═════ DATA LISTING ═════

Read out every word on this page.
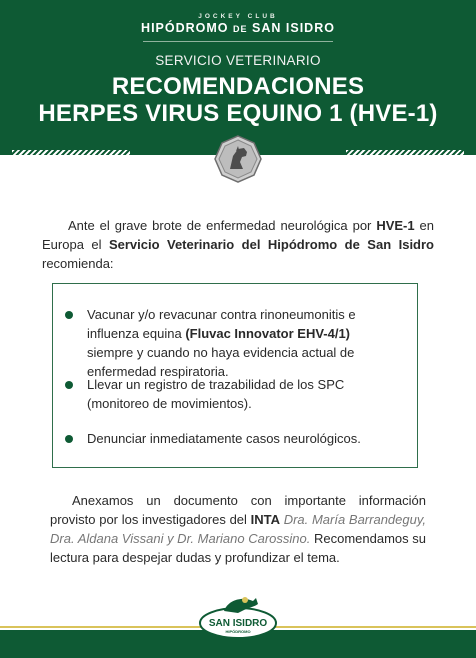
JOCKEY CLUB
HIPÓDROMO DE SAN ISIDRO
SERVICIO VETERINARIO
RECOMENDACIONES
HERPES VIRUS EQUINO 1 (HVE-1)
Ante el grave brote de enfermedad neurológica por HVE-1 en Europa el Servicio Veterinario del Hipódromo de San Isidro recomienda:
Vacunar y/o revacunar contra rinoneumonitis e influenza equina (Fluvac Innovator EHV-4/1) siempre y cuando no haya evidencia actual de enfermedad respiratoria.
Llevar un registro de trazabilidad de los SPC (monitoreo de movimientos).
Denunciar inmediatamente casos neurológicos.
Anexamos un documento con importante información provisto por los investigadores del INTA Dra. María Barrandeguy, Dra. Aldana Vissani y Dr. Mariano Carossino. Recomendamos su lectura para despejar dudas y profundizar el tema.
SAN ISIDRO
HIPÓDROMO
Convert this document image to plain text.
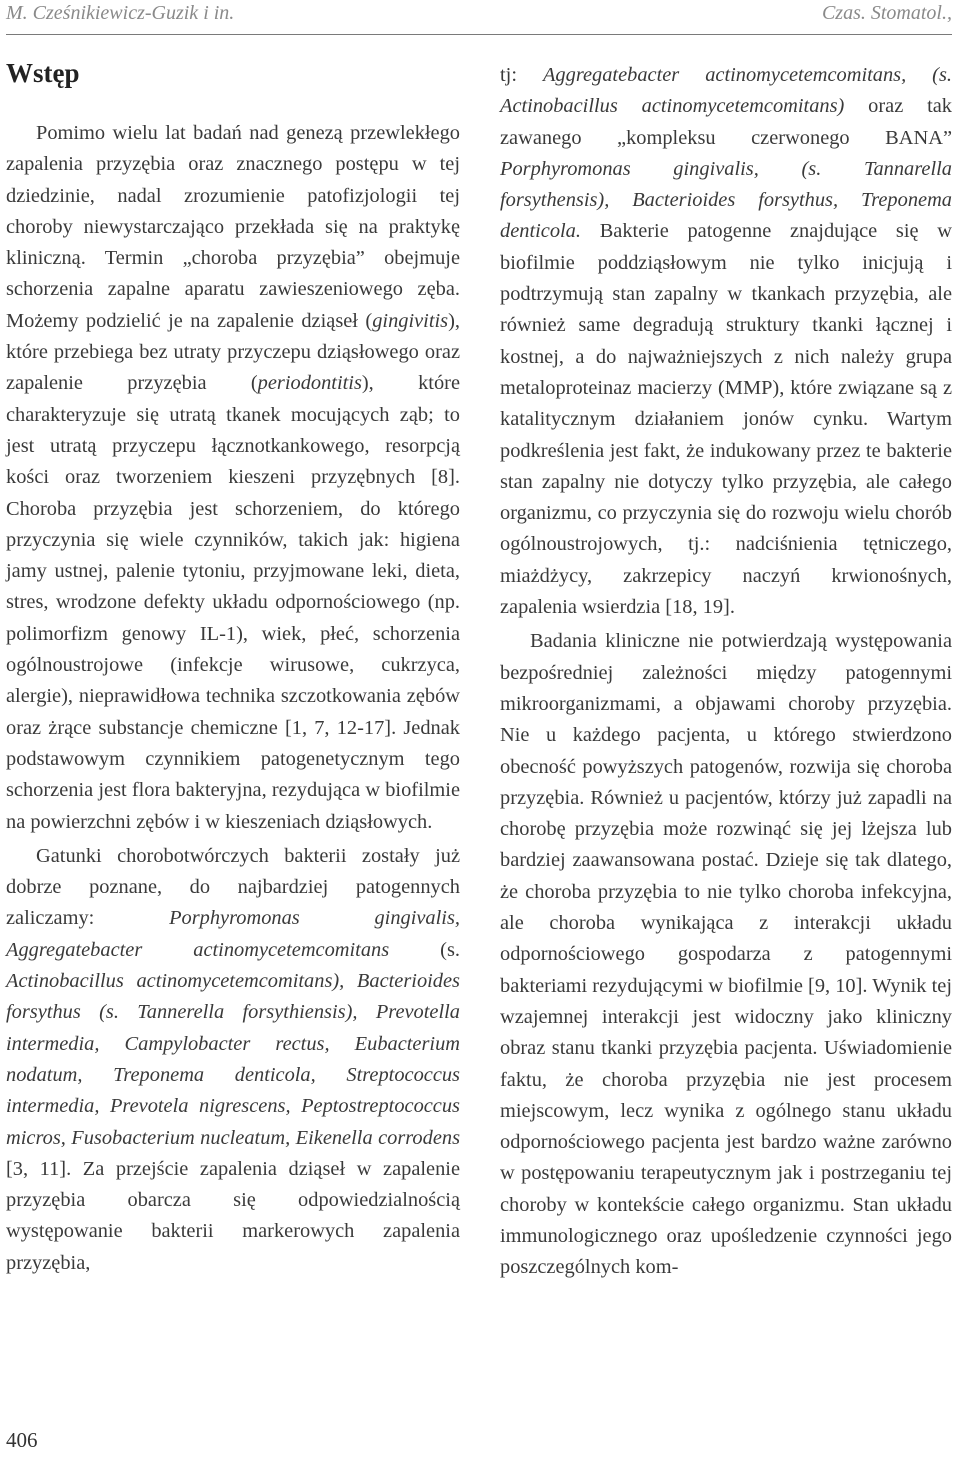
M. Cześnikiewicz-Guzik i in.	Czas. Stomatol.,
Wstęp

Pomimo wielu lat badań nad genezą przewlekłego zapalenia przyzębia oraz znacznego postępu w tej dziedzinie, nadal zrozumienie patofizjologii tej choroby niewystarczająco przekłada się na praktykę kliniczną. Termin „choroba przyzębia” obejmuje schorzenia zapalne aparatu zawieszeniowego zęba. Możemy podzielić je na zapalenie dziąseł (gingivitis), które przebiega bez utraty przyczepu dziąsłowego oraz zapalenie przyzębia (periodontitis), które charakteryzuje się utratą tkanek mocujących ząb; to jest utratą przyczepu łącznotkankowego, resorpcją kości oraz tworzeniem kieszeni przyzębnych [8]. Choroba przyzębia jest schorzeniem, do którego przyczynia się wiele czynników, takich jak: higiena jamy ustnej, palenie tytoniu, przyjmowane leki, dieta, stres, wrodzone defekty układu odpornościowego (np. polimorfizm genowy IL-1), wiek, płeć, schorzenia ogólnoustrojowe (infekcje wirusowe, cukrzyca, alergie), nieprawidłowa technika szczotkowania zębów oraz żrące substancje chemiczne [1, 7, 12-17]. Jednak podstawowym czynnikiem patogenetycznym tego schorzenia jest flora bakteryjna, rezydująca w biofilmie na powierzchni zębów i w kieszeniach dziąsłowych.

Gatunki chorobotwórczych bakterii zostały już dobrze poznane, do najbardziej patogennych zaliczamy: Porphyromonas gingivalis, Aggregatebacter actinomycetemcomitans (s. Actinobacillus actinomycetemcomitans), Bacterioides forsythus (s. Tannerella forsythiensis), Prevotella intermedia, Campylobacter rectus, Eubacterium nodatum, Treponema denticola, Streptococcus intermedia, Prevotela nigrescens, Peptostreptococcus micros, Fusobacterium nucleatum, Eikenella corrodens [3, 11]. Za przejście zapalenia dziąseł w zapalenie przyzębia obarcza się odpowiedzialnością występowanie bakterii markerowych zapalenia przyzębia,

tj: Aggregatebacter actinomycetemcomitans, (s. Actinobacillus actinomycetemcomitans) oraz tak zawanego „kompleksu czerwonego BANA” Porphyromonas gingivalis, (s. Tannarella forsythensis), Bacterioides forsythus, Treponema denticola. Bakterie patogenne znajdujące się w biofilmie poddziąsłowym nie tylko inicjują i podtrzymują stan zapalny w tkankach przyzębia, ale również same degradują struktury tkanki łącznej i kostnej, a do najważniejszych z nich należy grupa metaloproteinaz macierzy (MMP), które związane są z katalitycznym działaniem jonów cynku. Wartym podkreślenia jest fakt, że indukowany przez te bakterie stan zapalny nie dotyczy tylko przyzębia, ale całego organizmu, co przyczynia się do rozwoju wielu chorób ogólnoustrojowych, tj.: nadciśnienia tętniczego, miażdżycy, zakrzepicy naczyń krwionośnych, zapalenia wsierdzia [18, 19].

Badania kliniczne nie potwierdzają występowania bezpośredniej zależności między patogennymi mikroorganizmami, a objawami choroby przyzębia. Nie u każdego pacjenta, u którego stwierdzono obecność powyższych patogenów, rozwija się choroba przyzębia. Również u pacjentów, którzy już zapadli na chorobę przyzębia może rozwinąć się jej lżejsza lub bardziej zaawansowana postać. Dzieje się tak dlatego, że choroba przyzębia to nie tylko choroba infekcyjna, ale choroba wynikająca z interakcji układu odpornościowego gospodarza z patogennymi bakteriami rezydującymi w biofilmie [9, 10]. Wynik tej wzajemnej interakcji jest widoczny jako kliniczny obraz stanu tkanki przyzębia pacjenta. Uświadomienie faktu, że choroba przyzębia nie jest procesem miejscowym, lecz wynika z ogólnego stanu układu odpornościowego pacjenta jest bardzo ważne zarówno w postępowaniu terapeutycznym jak i postrzeganiu tej choroby w kontekście całego organizmu. Stan układu immunologicznego oraz upośledzenie czynności jego poszczególnych kom-

406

═════

> TO DO: Across the records above, how many lines hold the string "this"? The number alone will do.

> PROBLEM SOLUTION: 2